Records shown:

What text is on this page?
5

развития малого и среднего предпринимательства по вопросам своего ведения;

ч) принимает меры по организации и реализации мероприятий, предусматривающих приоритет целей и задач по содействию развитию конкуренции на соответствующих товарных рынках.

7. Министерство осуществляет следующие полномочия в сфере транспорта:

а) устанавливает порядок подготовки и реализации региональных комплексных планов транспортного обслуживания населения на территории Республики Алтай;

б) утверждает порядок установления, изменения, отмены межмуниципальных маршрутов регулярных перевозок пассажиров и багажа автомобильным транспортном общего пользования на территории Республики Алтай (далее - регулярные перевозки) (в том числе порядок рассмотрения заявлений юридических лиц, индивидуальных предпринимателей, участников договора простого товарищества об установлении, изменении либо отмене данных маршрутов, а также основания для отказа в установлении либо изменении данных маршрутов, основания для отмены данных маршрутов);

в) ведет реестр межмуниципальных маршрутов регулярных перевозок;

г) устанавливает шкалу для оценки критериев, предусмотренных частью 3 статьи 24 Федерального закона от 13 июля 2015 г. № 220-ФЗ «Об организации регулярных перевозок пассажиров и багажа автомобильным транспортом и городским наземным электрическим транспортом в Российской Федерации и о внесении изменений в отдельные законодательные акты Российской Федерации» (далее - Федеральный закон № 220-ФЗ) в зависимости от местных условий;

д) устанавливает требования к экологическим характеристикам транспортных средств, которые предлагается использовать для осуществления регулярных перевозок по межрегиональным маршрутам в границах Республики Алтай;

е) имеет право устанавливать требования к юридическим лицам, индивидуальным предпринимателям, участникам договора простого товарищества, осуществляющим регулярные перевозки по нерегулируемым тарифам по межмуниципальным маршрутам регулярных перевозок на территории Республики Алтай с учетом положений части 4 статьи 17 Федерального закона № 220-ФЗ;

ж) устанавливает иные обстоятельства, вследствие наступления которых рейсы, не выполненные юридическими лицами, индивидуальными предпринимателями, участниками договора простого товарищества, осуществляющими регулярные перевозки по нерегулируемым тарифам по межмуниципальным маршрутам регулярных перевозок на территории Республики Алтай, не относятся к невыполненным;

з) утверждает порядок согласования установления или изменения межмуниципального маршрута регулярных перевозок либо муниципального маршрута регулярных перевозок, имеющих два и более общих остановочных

Short problem: Write out each line of the data above again, exactly as given.

Solution to this task:
What text is on this page?
5

развития малого и среднего предпринимательства по вопросам своего ведения;

ч) принимает меры по организации и реализации мероприятий, предусматривающих приоритет целей и задач по содействию развитию конкуренции на соответствующих товарных рынках.

7. Министерство осуществляет следующие полномочия в сфере транспорта:

а) устанавливает порядок подготовки и реализации региональных комплексных планов транспортного обслуживания населения на территории Республики Алтай;

б) утверждает порядок установления, изменения, отмены межмуниципальных маршрутов регулярных перевозок пассажиров и багажа автомобильным транспортном общего пользования на территории Республики Алтай (далее - регулярные перевозки) (в том числе порядок рассмотрения заявлений юридических лиц, индивидуальных предпринимателей, участников договора простого товарищества об установлении, изменении либо отмене данных маршрутов, а также основания для отказа в установлении либо изменении данных маршрутов, основания для отмены данных маршрутов);

в) ведет реестр межмуниципальных маршрутов регулярных перевозок;

г) устанавливает шкалу для оценки критериев, предусмотренных частью 3 статьи 24 Федерального закона от 13 июля 2015 г. № 220-ФЗ «Об организации регулярных перевозок пассажиров и багажа автомобильным транспортом и городским наземным электрическим транспортом в Российской Федерации и о внесении изменений в отдельные законодательные акты Российской Федерации» (далее - Федеральный закон № 220-ФЗ) в зависимости от местных условий;

д) устанавливает требования к экологическим характеристикам транспортных средств, которые предлагается использовать для осуществления регулярных перевозок по межрегиональным маршрутам в границах Республики Алтай;

е) имеет право устанавливать требования к юридическим лицам, индивидуальным предпринимателям, участникам договора простого товарищества, осуществляющим регулярные перевозки по нерегулируемым тарифам по межмуниципальным маршрутам регулярных перевозок на территории Республики Алтай с учетом положений части 4 статьи 17 Федерального закона № 220-ФЗ;

ж) устанавливает иные обстоятельства, вследствие наступления которых рейсы, не выполненные юридическими лицами, индивидуальными предпринимателями, участниками договора простого товарищества, осуществляющими регулярные перевозки по нерегулируемым тарифам по межмуниципальным маршрутам регулярных перевозок на территории Республики Алтай, не относятся к невыполненным;

з) утверждает порядок согласования установления или изменения межмуниципального маршрута регулярных перевозок либо муниципального маршрута регулярных перевозок, имеющих два и более общих остановочных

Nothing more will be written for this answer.